------ Data supplied

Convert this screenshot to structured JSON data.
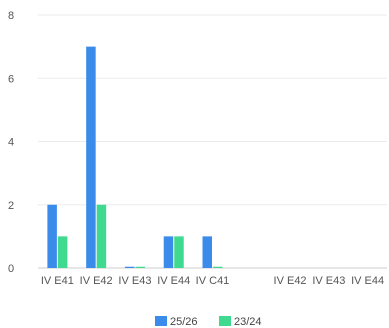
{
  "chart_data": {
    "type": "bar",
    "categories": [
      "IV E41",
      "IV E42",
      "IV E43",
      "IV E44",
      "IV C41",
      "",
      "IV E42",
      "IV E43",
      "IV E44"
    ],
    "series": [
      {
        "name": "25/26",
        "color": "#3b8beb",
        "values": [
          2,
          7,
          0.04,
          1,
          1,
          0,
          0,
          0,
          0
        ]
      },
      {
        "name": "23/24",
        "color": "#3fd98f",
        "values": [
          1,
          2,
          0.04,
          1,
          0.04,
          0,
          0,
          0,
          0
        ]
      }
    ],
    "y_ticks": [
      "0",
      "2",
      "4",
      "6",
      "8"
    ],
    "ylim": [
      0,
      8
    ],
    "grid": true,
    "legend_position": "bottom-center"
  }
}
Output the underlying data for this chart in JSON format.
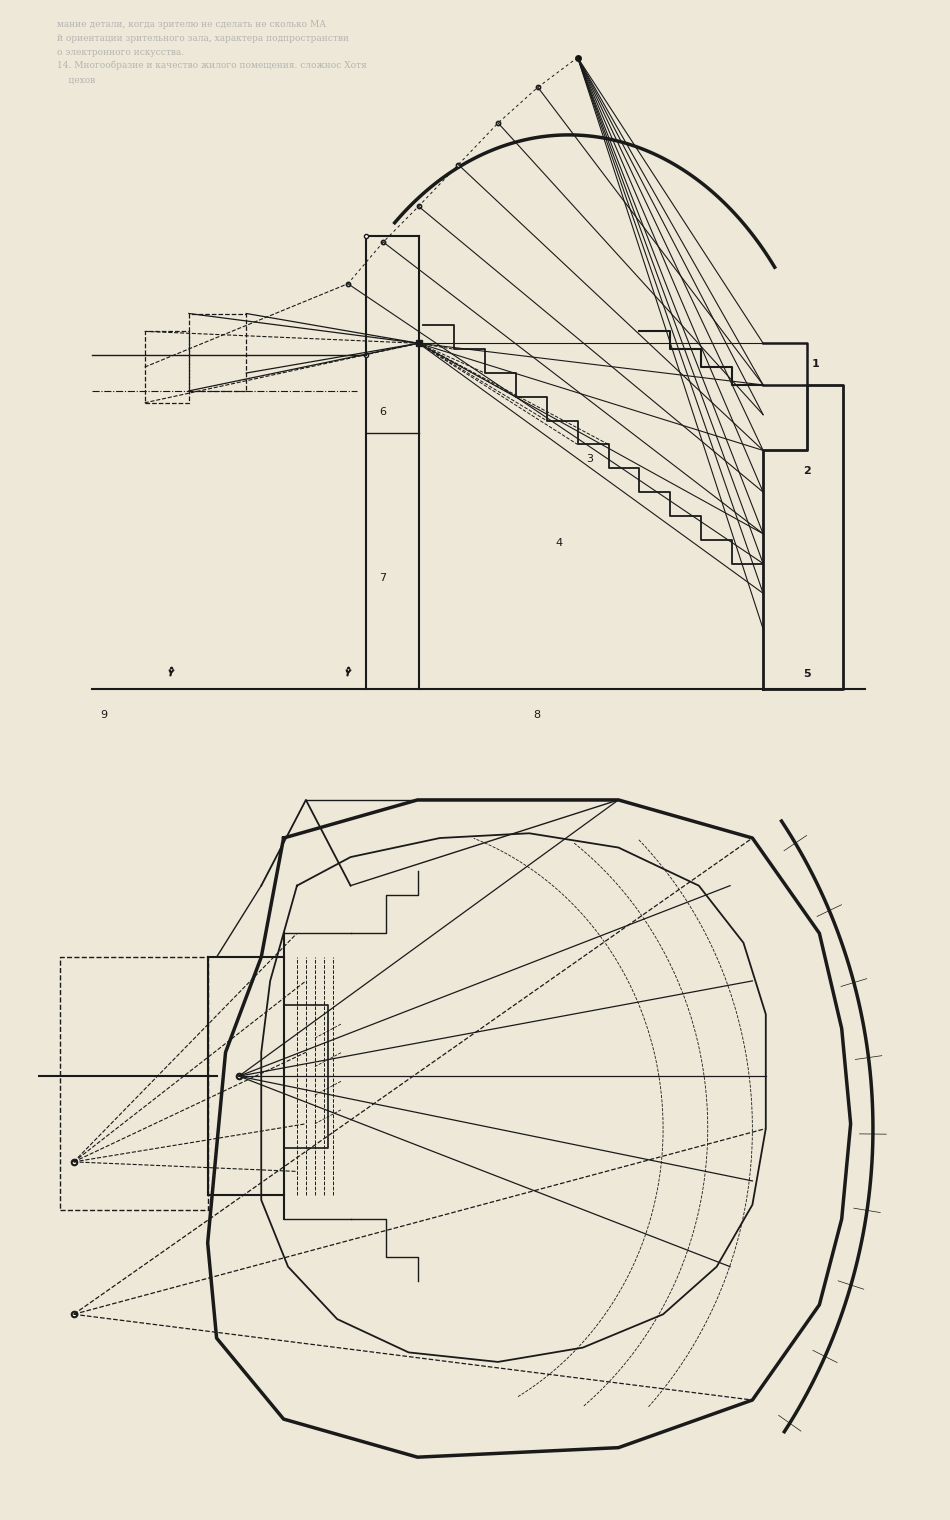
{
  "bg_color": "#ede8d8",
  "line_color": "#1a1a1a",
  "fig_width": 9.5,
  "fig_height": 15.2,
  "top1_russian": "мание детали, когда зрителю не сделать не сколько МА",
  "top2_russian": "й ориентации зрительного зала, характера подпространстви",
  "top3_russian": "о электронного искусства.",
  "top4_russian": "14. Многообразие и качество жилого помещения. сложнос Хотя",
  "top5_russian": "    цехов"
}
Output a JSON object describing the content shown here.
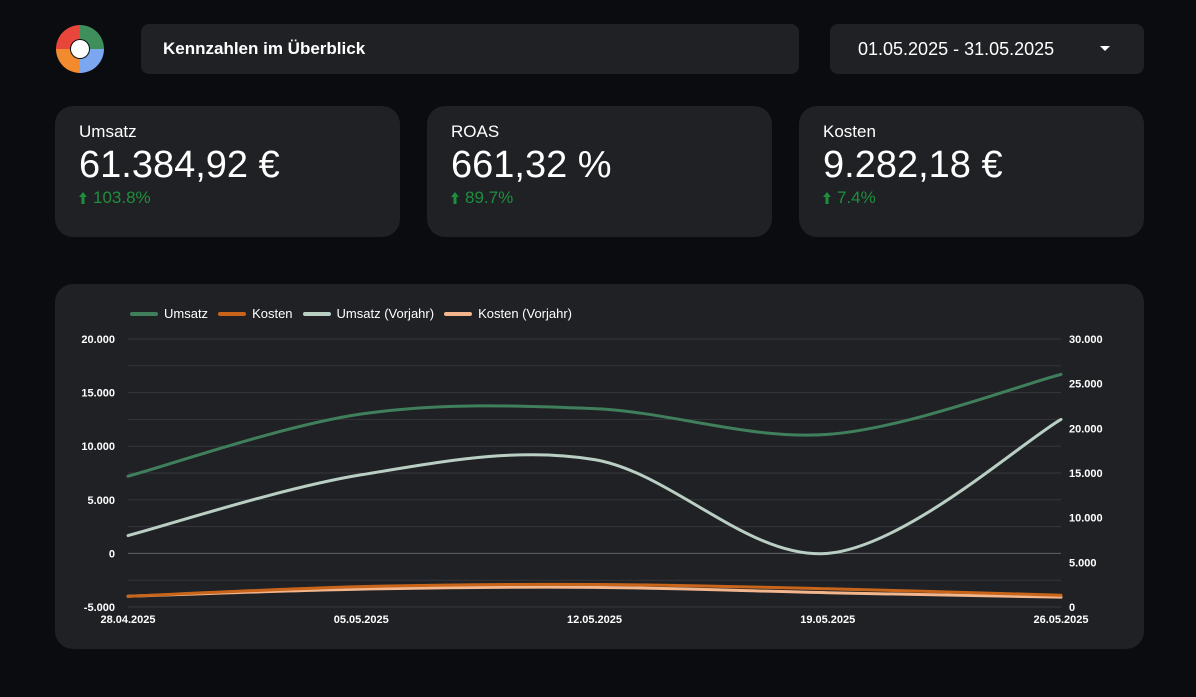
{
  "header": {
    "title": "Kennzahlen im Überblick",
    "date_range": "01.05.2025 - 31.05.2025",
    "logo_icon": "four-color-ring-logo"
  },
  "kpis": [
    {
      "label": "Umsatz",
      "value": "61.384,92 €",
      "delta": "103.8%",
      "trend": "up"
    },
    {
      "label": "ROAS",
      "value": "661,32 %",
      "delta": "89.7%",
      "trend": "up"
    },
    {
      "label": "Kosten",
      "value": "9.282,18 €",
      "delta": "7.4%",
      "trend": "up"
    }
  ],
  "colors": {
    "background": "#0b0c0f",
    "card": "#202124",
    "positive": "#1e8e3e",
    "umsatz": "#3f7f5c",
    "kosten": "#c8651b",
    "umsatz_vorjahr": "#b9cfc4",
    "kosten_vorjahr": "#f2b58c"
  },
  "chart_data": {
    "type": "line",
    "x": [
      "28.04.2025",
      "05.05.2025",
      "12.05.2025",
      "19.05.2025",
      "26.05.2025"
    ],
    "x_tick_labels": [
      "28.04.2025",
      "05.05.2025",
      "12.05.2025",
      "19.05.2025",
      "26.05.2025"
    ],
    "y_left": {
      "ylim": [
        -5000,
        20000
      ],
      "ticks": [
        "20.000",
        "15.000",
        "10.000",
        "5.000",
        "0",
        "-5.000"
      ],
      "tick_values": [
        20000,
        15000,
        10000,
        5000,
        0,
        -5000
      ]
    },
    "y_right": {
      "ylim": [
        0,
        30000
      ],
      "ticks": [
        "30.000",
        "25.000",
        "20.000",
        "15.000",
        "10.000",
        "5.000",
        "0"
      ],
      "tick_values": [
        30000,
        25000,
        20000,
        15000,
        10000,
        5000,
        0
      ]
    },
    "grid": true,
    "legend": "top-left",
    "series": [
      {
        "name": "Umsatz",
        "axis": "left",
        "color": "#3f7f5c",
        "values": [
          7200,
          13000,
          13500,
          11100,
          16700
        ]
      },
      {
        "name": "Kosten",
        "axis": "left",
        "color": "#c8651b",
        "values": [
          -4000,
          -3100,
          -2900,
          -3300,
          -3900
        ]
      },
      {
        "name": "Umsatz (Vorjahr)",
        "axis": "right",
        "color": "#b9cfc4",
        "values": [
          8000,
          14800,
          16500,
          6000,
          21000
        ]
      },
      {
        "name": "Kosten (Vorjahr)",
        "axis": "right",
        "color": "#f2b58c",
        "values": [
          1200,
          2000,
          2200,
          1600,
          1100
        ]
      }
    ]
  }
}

------------

Problem:
Transcribe the full listing above exactly, with the images removed.

Solution:
Convert this screenshot to structured JSON data.
{
  "chart_data": {
    "type": "bar",
    "categories": [
      "IV E41",
      "IV E42",
      "IV E43",
      "IV E44",
      "IV C41",
      "",
      "IV E42",
      "IV E43",
      "IV E44"
    ],
    "series": [
      {
        "name": "25/26",
        "color": "#3b8beb",
        "values": [
          2,
          7,
          0.04,
          1,
          1,
          0,
          0,
          0,
          0
        ]
      },
      {
        "name": "23/24",
        "color": "#3fd98f",
        "values": [
          1,
          2,
          0.04,
          1,
          0.04,
          0,
          0,
          0,
          0
        ]
      }
    ],
    "y_ticks": [
      "0",
      "2",
      "4",
      "6",
      "8"
    ],
    "ylim": [
      0,
      8
    ],
    "grid": true,
    "legend_position": "bottom-center"
  }
}
Output the underlying data for this chart in JSON format.
{
  "bg_color": "#ede8d8",
  "line_color": "#1a1a1a",
  "fig_width": 9.5,
  "fig_height": 15.2,
  "top1_russian": "мание детали, когда зрителю не сделать не сколько МА",
  "top2_russian": "й ориентации зрительного зала, характера подпространстви",
  "top3_russian": "о электронного искусства.",
  "top4_russian": "14. Многообразие и качество жилого помещения. сложнос Хотя",
  "top5_russian": "    цехов"
}
Output a JSON object describing the content shown here.
{
  "header": {
    "title": "Kennzahlen im Überblick",
    "date_range": "01.05.2025 - 31.05.2025",
    "logo_icon": "four-color-ring-logo"
  },
  "kpis": [
    {
      "label": "Umsatz",
      "value": "61.384,92 €",
      "delta": "103.8%",
      "trend": "up"
    },
    {
      "label": "ROAS",
      "value": "661,32 %",
      "delta": "89.7%",
      "trend": "up"
    },
    {
      "label": "Kosten",
      "value": "9.282,18 €",
      "delta": "7.4%",
      "trend": "up"
    }
  ],
  "colors": {
    "background": "#0b0c0f",
    "card": "#202124",
    "positive": "#1e8e3e",
    "umsatz": "#3f7f5c",
    "kosten": "#c8651b",
    "umsatz_vorjahr": "#b9cfc4",
    "kosten_vorjahr": "#f2b58c"
  },
  "chart_data": {
    "type": "line",
    "x": [
      "28.04.2025",
      "05.05.2025",
      "12.05.2025",
      "19.05.2025",
      "26.05.2025"
    ],
    "x_tick_labels": [
      "28.04.2025",
      "05.05.2025",
      "12.05.2025",
      "19.05.2025",
      "26.05.2025"
    ],
    "y_left": {
      "ylim": [
        -5000,
        20000
      ],
      "ticks": [
        "20.000",
        "15.000",
        "10.000",
        "5.000",
        "0",
        "-5.000"
      ],
      "tick_values": [
        20000,
        15000,
        10000,
        5000,
        0,
        -5000
      ]
    },
    "y_right": {
      "ylim": [
        0,
        30000
      ],
      "ticks": [
        "30.000",
        "25.000",
        "20.000",
        "15.000",
        "10.000",
        "5.000",
        "0"
      ],
      "tick_values": [
        30000,
        25000,
        20000,
        15000,
        10000,
        5000,
        0
      ]
    },
    "grid": true,
    "legend": "top-left",
    "series": [
      {
        "name": "Umsatz",
        "axis": "left",
        "color": "#3f7f5c",
        "values": [
          7200,
          13000,
          13500,
          11100,
          16700
        ]
      },
      {
        "name": "Kosten",
        "axis": "left",
        "color": "#c8651b",
        "values": [
          -4000,
          -3100,
          -2900,
          -3300,
          -3900
        ]
      },
      {
        "name": "Umsatz (Vorjahr)",
        "axis": "right",
        "color": "#b9cfc4",
        "values": [
          8000,
          14800,
          16500,
          6000,
          21000
        ]
      },
      {
        "name": "Kosten (Vorjahr)",
        "axis": "right",
        "color": "#f2b58c",
        "values": [
          1200,
          2000,
          2200,
          1600,
          1100
        ]
      }
    ]
  }
}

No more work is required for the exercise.